(Extracted data entries)
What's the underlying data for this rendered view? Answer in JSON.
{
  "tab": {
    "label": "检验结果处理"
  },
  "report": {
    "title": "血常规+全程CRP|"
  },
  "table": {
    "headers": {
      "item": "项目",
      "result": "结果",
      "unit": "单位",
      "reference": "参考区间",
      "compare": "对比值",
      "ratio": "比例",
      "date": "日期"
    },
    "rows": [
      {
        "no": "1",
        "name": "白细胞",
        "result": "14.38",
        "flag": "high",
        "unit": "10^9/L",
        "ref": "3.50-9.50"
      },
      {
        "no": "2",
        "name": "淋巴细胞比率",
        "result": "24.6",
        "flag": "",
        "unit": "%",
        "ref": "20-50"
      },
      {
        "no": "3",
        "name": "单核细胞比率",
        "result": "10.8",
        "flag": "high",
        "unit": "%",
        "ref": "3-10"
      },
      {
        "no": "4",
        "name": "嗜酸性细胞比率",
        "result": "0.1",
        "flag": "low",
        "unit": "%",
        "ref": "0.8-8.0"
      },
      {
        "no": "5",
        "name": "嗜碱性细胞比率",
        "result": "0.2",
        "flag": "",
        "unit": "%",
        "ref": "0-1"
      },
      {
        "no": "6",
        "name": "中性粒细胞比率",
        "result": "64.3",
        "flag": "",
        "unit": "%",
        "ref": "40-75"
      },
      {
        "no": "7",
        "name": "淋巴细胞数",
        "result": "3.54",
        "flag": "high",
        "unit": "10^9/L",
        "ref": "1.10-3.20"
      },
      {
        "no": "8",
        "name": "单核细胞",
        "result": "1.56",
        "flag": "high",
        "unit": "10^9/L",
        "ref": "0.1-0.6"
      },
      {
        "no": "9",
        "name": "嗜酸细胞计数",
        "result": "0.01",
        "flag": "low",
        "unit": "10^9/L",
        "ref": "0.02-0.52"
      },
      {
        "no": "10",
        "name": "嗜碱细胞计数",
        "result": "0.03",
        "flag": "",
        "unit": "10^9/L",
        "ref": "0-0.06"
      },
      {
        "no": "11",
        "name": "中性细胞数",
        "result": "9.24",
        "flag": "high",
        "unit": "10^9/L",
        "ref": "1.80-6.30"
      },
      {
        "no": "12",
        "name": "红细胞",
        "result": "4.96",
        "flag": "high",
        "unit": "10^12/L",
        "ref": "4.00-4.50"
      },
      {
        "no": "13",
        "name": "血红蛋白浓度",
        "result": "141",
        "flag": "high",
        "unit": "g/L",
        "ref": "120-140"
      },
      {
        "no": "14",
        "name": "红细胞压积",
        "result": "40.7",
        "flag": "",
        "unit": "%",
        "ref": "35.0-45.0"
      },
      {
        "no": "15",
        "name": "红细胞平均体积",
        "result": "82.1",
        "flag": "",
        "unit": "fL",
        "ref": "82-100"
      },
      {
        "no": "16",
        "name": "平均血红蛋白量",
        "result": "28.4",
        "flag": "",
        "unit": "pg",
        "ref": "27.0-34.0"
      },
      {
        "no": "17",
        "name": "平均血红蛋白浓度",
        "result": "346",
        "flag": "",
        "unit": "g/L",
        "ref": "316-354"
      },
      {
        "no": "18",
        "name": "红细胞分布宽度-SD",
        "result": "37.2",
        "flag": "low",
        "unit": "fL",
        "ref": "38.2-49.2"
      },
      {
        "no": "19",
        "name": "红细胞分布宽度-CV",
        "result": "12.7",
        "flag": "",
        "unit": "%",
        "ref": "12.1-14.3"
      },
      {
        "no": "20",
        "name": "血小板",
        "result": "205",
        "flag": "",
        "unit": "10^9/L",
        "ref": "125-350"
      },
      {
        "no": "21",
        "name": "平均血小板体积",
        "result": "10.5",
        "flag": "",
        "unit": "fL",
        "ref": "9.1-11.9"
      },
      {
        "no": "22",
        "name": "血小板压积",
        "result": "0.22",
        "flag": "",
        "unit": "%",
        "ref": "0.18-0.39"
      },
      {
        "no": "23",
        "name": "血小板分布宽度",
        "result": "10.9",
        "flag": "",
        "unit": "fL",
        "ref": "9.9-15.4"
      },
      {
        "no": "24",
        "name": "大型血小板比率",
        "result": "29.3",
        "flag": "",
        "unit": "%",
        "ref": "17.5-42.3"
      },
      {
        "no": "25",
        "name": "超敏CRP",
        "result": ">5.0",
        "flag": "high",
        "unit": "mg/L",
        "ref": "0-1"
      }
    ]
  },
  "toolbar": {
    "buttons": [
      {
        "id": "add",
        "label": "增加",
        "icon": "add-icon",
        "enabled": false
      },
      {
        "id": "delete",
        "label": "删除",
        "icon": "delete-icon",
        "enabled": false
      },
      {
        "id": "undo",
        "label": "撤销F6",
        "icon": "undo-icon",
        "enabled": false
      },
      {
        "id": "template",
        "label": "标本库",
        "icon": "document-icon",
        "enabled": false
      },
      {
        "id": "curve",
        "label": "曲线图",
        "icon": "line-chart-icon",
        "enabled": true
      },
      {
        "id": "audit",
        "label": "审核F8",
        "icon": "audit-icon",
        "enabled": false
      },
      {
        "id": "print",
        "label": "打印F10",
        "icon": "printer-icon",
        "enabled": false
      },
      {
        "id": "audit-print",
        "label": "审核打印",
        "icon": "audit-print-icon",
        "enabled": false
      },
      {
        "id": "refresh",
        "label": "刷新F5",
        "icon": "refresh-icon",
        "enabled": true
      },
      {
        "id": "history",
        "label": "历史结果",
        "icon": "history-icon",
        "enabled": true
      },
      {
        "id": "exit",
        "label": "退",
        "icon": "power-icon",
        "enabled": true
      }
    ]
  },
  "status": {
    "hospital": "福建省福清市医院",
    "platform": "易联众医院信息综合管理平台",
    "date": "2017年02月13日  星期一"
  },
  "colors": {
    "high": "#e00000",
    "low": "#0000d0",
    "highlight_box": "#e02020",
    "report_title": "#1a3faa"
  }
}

What you should do: Transcribe the entire listing above precisely.

Result of this exercise:
What's the underlying data for this rendered view? Answer in JSON.
{
  "tab": {
    "label": "检验结果处理"
  },
  "report": {
    "title": "血常规+全程CRP|"
  },
  "table": {
    "headers": {
      "item": "项目",
      "result": "结果",
      "unit": "单位",
      "reference": "参考区间",
      "compare": "对比值",
      "ratio": "比例",
      "date": "日期"
    },
    "rows": [
      {
        "no": "1",
        "name": "白细胞",
        "result": "14.38",
        "flag": "high",
        "unit": "10^9/L",
        "ref": "3.50-9.50"
      },
      {
        "no": "2",
        "name": "淋巴细胞比率",
        "result": "24.6",
        "flag": "",
        "unit": "%",
        "ref": "20-50"
      },
      {
        "no": "3",
        "name": "单核细胞比率",
        "result": "10.8",
        "flag": "high",
        "unit": "%",
        "ref": "3-10"
      },
      {
        "no": "4",
        "name": "嗜酸性细胞比率",
        "result": "0.1",
        "flag": "low",
        "unit": "%",
        "ref": "0.8-8.0"
      },
      {
        "no": "5",
        "name": "嗜碱性细胞比率",
        "result": "0.2",
        "flag": "",
        "unit": "%",
        "ref": "0-1"
      },
      {
        "no": "6",
        "name": "中性粒细胞比率",
        "result": "64.3",
        "flag": "",
        "unit": "%",
        "ref": "40-75"
      },
      {
        "no": "7",
        "name": "淋巴细胞数",
        "result": "3.54",
        "flag": "high",
        "unit": "10^9/L",
        "ref": "1.10-3.20"
      },
      {
        "no": "8",
        "name": "单核细胞",
        "result": "1.56",
        "flag": "high",
        "unit": "10^9/L",
        "ref": "0.1-0.6"
      },
      {
        "no": "9",
        "name": "嗜酸细胞计数",
        "result": "0.01",
        "flag": "low",
        "unit": "10^9/L",
        "ref": "0.02-0.52"
      },
      {
        "no": "10",
        "name": "嗜碱细胞计数",
        "result": "0.03",
        "flag": "",
        "unit": "10^9/L",
        "ref": "0-0.06"
      },
      {
        "no": "11",
        "name": "中性细胞数",
        "result": "9.24",
        "flag": "high",
        "unit": "10^9/L",
        "ref": "1.80-6.30"
      },
      {
        "no": "12",
        "name": "红细胞",
        "result": "4.96",
        "flag": "high",
        "unit": "10^12/L",
        "ref": "4.00-4.50"
      },
      {
        "no": "13",
        "name": "血红蛋白浓度",
        "result": "141",
        "flag": "high",
        "unit": "g/L",
        "ref": "120-140"
      },
      {
        "no": "14",
        "name": "红细胞压积",
        "result": "40.7",
        "flag": "",
        "unit": "%",
        "ref": "35.0-45.0"
      },
      {
        "no": "15",
        "name": "红细胞平均体积",
        "result": "82.1",
        "flag": "",
        "unit": "fL",
        "ref": "82-100"
      },
      {
        "no": "16",
        "name": "平均血红蛋白量",
        "result": "28.4",
        "flag": "",
        "unit": "pg",
        "ref": "27.0-34.0"
      },
      {
        "no": "17",
        "name": "平均血红蛋白浓度",
        "result": "346",
        "flag": "",
        "unit": "g/L",
        "ref": "316-354"
      },
      {
        "no": "18",
        "name": "红细胞分布宽度-SD",
        "result": "37.2",
        "flag": "low",
        "unit": "fL",
        "ref": "38.2-49.2"
      },
      {
        "no": "19",
        "name": "红细胞分布宽度-CV",
        "result": "12.7",
        "flag": "",
        "unit": "%",
        "ref": "12.1-14.3"
      },
      {
        "no": "20",
        "name": "血小板",
        "result": "205",
        "flag": "",
        "unit": "10^9/L",
        "ref": "125-350"
      },
      {
        "no": "21",
        "name": "平均血小板体积",
        "result": "10.5",
        "flag": "",
        "unit": "fL",
        "ref": "9.1-11.9"
      },
      {
        "no": "22",
        "name": "血小板压积",
        "result": "0.22",
        "flag": "",
        "unit": "%",
        "ref": "0.18-0.39"
      },
      {
        "no": "23",
        "name": "血小板分布宽度",
        "result": "10.9",
        "flag": "",
        "unit": "fL",
        "ref": "9.9-15.4"
      },
      {
        "no": "24",
        "name": "大型血小板比率",
        "result": "29.3",
        "flag": "",
        "unit": "%",
        "ref": "17.5-42.3"
      },
      {
        "no": "25",
        "name": "超敏CRP",
        "result": ">5.0",
        "flag": "high",
        "unit": "mg/L",
        "ref": "0-1"
      }
    ]
  },
  "toolbar": {
    "buttons": [
      {
        "id": "add",
        "label": "增加",
        "icon": "add-icon",
        "enabled": false
      },
      {
        "id": "delete",
        "label": "删除",
        "icon": "delete-icon",
        "enabled": false
      },
      {
        "id": "undo",
        "label": "撤销F6",
        "icon": "undo-icon",
        "enabled": false
      },
      {
        "id": "template",
        "label": "标本库",
        "icon": "document-icon",
        "enabled": false
      },
      {
        "id": "curve",
        "label": "曲线图",
        "icon": "line-chart-icon",
        "enabled": true
      },
      {
        "id": "audit",
        "label": "审核F8",
        "icon": "audit-icon",
        "enabled": false
      },
      {
        "id": "print",
        "label": "打印F10",
        "icon": "printer-icon",
        "enabled": false
      },
      {
        "id": "audit-print",
        "label": "审核打印",
        "icon": "audit-print-icon",
        "enabled": false
      },
      {
        "id": "refresh",
        "label": "刷新F5",
        "icon": "refresh-icon",
        "enabled": true
      },
      {
        "id": "history",
        "label": "历史结果",
        "icon": "history-icon",
        "enabled": true
      },
      {
        "id": "exit",
        "label": "退",
        "icon": "power-icon",
        "enabled": true
      }
    ]
  },
  "status": {
    "hospital": "福建省福清市医院",
    "platform": "易联众医院信息综合管理平台",
    "date": "2017年02月13日  星期一"
  },
  "colors": {
    "high": "#e00000",
    "low": "#0000d0",
    "highlight_box": "#e02020",
    "report_title": "#1a3faa"
  }
}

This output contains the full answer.